Give every line from the entries that contains "Sesliler".

(Records from a data collection)
# # #

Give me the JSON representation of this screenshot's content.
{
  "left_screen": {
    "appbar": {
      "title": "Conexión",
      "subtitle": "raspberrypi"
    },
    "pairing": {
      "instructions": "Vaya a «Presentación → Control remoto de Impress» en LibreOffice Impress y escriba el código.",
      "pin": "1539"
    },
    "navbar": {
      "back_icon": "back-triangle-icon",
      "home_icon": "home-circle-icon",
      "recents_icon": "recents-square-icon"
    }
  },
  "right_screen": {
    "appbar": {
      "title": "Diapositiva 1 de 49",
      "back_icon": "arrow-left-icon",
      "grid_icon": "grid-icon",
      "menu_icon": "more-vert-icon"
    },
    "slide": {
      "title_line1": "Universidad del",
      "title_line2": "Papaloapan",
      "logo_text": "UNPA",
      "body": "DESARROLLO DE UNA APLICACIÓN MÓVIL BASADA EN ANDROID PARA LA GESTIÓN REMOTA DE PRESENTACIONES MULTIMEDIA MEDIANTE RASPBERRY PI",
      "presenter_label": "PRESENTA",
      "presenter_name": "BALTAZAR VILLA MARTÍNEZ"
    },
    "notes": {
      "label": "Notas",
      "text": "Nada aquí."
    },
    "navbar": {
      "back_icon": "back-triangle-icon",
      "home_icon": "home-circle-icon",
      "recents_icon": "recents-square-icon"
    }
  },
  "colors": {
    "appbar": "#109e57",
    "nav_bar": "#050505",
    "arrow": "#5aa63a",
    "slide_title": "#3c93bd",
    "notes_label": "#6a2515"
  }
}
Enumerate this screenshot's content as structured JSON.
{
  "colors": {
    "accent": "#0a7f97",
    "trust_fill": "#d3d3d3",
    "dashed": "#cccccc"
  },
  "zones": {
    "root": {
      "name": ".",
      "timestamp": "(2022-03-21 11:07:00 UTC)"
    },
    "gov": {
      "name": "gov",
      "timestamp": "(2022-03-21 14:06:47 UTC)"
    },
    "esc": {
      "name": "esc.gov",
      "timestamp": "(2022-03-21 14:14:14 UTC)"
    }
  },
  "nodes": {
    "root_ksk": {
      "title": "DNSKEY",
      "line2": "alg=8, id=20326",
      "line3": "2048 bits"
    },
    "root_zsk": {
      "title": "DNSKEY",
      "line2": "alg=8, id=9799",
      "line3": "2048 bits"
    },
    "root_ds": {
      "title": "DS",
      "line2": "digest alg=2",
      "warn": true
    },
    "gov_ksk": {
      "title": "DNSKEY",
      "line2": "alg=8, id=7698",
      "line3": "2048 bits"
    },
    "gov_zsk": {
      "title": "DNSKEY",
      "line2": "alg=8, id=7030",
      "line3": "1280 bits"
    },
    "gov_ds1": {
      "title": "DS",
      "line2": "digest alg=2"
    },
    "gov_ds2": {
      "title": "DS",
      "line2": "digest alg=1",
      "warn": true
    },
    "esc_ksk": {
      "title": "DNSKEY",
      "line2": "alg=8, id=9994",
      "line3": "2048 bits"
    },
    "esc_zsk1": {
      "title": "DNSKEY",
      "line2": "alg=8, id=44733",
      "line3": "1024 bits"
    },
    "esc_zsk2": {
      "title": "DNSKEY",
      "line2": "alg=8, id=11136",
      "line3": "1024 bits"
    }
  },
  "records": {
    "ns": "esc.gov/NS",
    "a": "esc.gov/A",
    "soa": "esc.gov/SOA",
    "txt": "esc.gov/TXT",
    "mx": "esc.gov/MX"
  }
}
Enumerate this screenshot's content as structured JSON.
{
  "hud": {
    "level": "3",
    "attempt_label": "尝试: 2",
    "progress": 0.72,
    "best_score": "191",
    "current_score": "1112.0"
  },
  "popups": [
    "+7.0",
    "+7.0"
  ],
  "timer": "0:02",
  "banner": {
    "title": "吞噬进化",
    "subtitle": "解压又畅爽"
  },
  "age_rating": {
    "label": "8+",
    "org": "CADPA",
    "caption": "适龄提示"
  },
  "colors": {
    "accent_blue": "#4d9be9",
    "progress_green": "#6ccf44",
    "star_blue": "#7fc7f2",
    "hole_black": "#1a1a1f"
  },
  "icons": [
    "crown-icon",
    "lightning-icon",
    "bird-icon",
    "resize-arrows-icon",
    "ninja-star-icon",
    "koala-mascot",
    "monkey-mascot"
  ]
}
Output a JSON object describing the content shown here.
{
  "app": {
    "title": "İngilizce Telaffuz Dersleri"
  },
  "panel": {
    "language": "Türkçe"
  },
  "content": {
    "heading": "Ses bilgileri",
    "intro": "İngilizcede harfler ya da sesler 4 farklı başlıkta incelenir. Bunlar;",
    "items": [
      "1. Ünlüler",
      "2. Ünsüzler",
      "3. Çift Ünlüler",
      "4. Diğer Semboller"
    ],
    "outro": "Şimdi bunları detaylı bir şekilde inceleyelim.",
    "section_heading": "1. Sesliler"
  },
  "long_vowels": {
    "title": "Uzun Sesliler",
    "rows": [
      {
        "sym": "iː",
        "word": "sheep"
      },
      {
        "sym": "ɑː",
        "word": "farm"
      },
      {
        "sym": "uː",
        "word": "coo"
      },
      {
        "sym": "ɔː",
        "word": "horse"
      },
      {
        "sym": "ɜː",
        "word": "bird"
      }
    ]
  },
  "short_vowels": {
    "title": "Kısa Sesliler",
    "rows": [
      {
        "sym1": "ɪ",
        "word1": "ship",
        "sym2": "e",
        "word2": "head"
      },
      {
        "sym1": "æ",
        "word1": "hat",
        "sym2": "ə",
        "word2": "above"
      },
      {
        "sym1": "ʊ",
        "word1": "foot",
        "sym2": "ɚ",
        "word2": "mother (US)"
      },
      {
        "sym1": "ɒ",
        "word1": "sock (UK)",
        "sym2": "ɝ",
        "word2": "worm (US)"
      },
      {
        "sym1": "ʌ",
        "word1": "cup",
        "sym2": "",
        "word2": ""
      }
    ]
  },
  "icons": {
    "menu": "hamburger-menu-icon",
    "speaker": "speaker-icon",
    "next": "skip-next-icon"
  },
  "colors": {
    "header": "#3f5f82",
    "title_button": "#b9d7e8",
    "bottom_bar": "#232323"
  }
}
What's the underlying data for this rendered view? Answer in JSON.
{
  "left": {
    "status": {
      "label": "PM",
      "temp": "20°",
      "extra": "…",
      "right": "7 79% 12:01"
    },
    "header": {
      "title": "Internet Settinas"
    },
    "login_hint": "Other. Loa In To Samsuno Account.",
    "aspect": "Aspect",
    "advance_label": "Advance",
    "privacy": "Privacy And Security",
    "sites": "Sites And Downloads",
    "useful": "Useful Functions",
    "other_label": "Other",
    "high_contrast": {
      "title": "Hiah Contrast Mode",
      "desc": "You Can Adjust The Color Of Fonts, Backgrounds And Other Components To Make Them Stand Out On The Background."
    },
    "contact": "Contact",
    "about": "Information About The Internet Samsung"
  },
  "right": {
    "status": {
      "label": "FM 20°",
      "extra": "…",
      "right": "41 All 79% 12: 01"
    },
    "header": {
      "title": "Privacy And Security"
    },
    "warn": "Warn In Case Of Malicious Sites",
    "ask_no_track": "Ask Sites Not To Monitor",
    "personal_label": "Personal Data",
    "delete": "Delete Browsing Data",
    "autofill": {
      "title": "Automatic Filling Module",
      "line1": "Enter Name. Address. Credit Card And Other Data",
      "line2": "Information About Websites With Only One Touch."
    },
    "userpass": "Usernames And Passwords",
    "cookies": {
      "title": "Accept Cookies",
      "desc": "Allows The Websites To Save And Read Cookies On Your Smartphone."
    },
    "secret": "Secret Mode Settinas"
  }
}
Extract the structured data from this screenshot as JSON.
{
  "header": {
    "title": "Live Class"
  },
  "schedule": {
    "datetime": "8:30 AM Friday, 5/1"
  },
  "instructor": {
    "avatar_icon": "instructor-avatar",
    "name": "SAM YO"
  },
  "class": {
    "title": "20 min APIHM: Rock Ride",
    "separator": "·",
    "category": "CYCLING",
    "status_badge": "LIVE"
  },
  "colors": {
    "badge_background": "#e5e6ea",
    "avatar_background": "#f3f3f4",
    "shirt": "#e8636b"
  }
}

# # #

◆ Result for this exercise
    "section_heading": "1. Sesliler"
    "title": "Uzun Sesliler",
    "title": "Kısa Sesliler",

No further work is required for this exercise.